The records that follow need to be output exactly as they are.

** start **

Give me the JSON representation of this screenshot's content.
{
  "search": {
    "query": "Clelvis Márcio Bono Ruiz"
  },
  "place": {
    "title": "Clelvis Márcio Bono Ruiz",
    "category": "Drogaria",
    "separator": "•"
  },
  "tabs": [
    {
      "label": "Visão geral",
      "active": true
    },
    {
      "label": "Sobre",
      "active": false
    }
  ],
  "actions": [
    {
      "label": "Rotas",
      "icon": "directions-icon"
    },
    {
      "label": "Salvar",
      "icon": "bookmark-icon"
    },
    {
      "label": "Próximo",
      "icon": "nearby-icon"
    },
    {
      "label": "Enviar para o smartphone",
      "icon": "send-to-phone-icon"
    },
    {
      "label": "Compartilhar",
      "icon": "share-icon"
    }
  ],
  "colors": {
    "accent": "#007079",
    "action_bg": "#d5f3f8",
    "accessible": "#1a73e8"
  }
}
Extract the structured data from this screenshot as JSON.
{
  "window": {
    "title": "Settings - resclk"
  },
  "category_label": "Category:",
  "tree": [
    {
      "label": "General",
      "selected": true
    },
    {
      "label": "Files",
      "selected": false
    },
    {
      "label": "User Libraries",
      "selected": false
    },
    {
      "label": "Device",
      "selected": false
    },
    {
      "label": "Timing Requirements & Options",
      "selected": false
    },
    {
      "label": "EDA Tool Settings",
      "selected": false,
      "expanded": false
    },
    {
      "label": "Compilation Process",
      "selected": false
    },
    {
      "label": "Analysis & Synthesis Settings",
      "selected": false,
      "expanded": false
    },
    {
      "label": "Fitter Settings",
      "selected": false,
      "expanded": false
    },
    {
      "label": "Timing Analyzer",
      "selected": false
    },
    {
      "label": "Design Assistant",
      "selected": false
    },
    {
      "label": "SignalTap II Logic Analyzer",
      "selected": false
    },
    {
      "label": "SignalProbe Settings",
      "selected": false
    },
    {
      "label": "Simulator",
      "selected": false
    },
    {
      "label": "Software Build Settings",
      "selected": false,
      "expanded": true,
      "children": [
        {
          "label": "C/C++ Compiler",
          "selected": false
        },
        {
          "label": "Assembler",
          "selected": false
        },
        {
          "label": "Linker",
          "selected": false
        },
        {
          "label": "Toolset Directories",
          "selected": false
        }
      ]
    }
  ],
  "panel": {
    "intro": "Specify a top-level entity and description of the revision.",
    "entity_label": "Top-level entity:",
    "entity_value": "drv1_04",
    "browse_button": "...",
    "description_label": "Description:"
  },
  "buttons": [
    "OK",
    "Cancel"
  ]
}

** end **

▸ THE COMPLETED TASK
Give me the JSON representation of this screenshot's content.
{
  "search": {
    "query": "Clelvis Márcio Bono Ruiz"
  },
  "place": {
    "title": "Clelvis Márcio Bono Ruiz",
    "category": "Drogaria",
    "separator": "•"
  },
  "tabs": [
    {
      "label": "Visão geral",
      "active": true
    },
    {
      "label": "Sobre",
      "active": false
    }
  ],
  "actions": [
    {
      "label": "Rotas",
      "icon": "directions-icon"
    },
    {
      "label": "Salvar",
      "icon": "bookmark-icon"
    },
    {
      "label": "Próximo",
      "icon": "nearby-icon"
    },
    {
      "label": "Enviar para o smartphone",
      "icon": "send-to-phone-icon"
    },
    {
      "label": "Compartilhar",
      "icon": "share-icon"
    }
  ],
  "colors": {
    "accent": "#007079",
    "action_bg": "#d5f3f8",
    "accessible": "#1a73e8"
  }
}
Extract the structured data from this screenshot as JSON.
{
  "window": {
    "title": "Settings - resclk"
  },
  "category_label": "Category:",
  "tree": [
    {
      "label": "General",
      "selected": true
    },
    {
      "label": "Files",
      "selected": false
    },
    {
      "label": "User Libraries",
      "selected": false
    },
    {
      "label": "Device",
      "selected": false
    },
    {
      "label": "Timing Requirements & Options",
      "selected": false
    },
    {
      "label": "EDA Tool Settings",
      "selected": false,
      "expanded": false
    },
    {
      "label": "Compilation Process",
      "selected": false
    },
    {
      "label": "Analysis & Synthesis Settings",
      "selected": false,
      "expanded": false
    },
    {
      "label": "Fitter Settings",
      "selected": false,
      "expanded": false
    },
    {
      "label": "Timing Analyzer",
      "selected": false
    },
    {
      "label": "Design Assistant",
      "selected": false
    },
    {
      "label": "SignalTap II Logic Analyzer",
      "selected": false
    },
    {
      "label": "SignalProbe Settings",
      "selected": false
    },
    {
      "label": "Simulator",
      "selected": false
    },
    {
      "label": "Software Build Settings",
      "selected": false,
      "expanded": true,
      "children": [
        {
          "label": "C/C++ Compiler",
          "selected": false
        },
        {
          "label": "Assembler",
          "selected": false
        },
        {
          "label": "Linker",
          "selected": false
        },
        {
          "label": "Toolset Directories",
          "selected": false
        }
      ]
    }
  ],
  "panel": {
    "intro": "Specify a top-level entity and description of the revision.",
    "entity_label": "Top-level entity:",
    "entity_value": "drv1_04",
    "browse_button": "...",
    "description_label": "Description:"
  },
  "buttons": [
    "OK",
    "Cancel"
  ]
}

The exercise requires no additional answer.